Data to use:
⁂
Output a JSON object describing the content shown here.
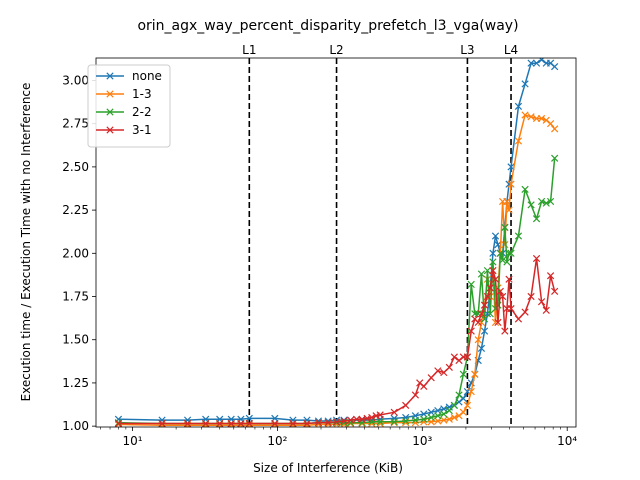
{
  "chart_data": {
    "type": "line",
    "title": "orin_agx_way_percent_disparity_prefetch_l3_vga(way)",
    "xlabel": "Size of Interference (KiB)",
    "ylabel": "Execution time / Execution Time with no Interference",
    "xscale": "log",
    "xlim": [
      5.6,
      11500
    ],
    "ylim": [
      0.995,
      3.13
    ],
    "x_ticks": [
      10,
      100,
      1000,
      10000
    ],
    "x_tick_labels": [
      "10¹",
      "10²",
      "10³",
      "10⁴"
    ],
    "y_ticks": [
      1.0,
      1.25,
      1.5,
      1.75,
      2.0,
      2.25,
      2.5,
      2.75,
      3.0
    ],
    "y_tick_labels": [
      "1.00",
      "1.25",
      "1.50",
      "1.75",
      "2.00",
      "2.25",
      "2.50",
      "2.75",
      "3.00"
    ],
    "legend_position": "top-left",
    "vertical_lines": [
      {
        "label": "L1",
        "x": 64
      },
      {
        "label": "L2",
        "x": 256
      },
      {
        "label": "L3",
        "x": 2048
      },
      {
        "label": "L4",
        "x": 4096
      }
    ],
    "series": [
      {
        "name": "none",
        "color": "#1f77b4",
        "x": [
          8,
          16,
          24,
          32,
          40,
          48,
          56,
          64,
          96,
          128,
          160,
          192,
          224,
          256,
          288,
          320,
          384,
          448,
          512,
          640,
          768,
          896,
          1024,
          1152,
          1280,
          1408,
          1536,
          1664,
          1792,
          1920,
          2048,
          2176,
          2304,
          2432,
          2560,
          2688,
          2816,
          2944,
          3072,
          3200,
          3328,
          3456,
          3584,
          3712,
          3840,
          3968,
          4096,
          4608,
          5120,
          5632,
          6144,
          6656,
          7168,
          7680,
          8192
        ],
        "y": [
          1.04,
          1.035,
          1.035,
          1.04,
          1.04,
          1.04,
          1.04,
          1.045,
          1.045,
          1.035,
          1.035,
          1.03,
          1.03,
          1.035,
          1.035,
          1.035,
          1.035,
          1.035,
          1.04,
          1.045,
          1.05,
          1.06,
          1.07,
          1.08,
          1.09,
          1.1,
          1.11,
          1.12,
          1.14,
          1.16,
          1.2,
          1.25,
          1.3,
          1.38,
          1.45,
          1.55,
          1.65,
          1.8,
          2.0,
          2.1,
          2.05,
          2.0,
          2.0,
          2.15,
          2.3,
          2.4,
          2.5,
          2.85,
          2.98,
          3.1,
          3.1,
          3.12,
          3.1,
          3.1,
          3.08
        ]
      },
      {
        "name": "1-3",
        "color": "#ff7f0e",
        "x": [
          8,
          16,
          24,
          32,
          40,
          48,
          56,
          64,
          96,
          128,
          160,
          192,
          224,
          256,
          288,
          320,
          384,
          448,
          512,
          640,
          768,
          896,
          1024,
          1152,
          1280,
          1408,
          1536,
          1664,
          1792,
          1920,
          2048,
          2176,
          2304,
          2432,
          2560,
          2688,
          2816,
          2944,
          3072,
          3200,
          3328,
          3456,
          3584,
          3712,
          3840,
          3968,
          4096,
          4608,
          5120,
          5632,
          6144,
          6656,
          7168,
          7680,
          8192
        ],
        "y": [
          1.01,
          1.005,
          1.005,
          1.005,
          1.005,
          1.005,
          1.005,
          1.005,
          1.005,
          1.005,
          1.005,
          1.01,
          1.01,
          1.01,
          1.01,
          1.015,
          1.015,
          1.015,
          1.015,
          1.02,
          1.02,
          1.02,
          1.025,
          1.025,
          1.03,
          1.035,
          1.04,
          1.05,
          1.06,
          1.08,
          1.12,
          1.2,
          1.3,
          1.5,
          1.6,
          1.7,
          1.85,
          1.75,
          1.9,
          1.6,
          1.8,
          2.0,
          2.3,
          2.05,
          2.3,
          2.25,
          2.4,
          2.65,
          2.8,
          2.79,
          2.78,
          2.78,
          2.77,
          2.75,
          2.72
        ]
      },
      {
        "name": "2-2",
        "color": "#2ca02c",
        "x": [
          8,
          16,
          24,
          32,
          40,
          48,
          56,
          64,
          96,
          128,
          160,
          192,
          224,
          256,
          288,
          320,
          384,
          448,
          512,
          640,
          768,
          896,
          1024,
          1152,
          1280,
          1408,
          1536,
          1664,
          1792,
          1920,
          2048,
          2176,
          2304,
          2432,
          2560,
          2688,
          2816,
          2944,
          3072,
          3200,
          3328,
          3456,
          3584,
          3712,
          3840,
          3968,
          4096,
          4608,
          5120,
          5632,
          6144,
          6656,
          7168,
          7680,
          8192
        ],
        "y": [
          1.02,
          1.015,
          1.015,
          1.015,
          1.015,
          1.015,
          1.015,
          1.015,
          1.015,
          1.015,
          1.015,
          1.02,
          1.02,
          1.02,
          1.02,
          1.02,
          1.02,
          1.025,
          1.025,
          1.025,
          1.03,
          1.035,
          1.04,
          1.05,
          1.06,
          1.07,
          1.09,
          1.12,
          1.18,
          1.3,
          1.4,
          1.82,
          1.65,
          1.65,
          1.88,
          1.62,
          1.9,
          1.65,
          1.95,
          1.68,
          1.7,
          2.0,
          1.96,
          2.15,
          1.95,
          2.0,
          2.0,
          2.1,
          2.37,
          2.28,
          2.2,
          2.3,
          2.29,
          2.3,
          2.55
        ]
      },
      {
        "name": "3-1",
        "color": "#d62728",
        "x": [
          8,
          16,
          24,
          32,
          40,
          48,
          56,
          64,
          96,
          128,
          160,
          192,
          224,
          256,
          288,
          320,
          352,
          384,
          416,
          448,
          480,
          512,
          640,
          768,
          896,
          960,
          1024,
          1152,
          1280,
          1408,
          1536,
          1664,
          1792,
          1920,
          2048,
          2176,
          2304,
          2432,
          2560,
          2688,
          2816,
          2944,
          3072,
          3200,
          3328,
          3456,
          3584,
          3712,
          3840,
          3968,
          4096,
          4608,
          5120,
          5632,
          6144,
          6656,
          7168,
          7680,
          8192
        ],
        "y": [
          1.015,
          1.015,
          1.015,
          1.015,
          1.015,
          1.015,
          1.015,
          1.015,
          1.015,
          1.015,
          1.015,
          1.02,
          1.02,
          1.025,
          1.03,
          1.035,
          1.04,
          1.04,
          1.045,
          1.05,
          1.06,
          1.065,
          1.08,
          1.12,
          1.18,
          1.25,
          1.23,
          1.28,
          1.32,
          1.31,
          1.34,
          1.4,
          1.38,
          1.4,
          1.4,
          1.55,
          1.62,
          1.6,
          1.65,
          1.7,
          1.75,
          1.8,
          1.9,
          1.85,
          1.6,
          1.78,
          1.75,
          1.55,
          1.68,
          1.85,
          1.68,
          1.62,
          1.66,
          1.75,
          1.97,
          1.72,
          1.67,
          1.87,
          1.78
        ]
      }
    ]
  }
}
⁂
Exercise instructions: Go over the records above and tally the lines with the word "color" in them. Give the number alone.

Result of the task: 4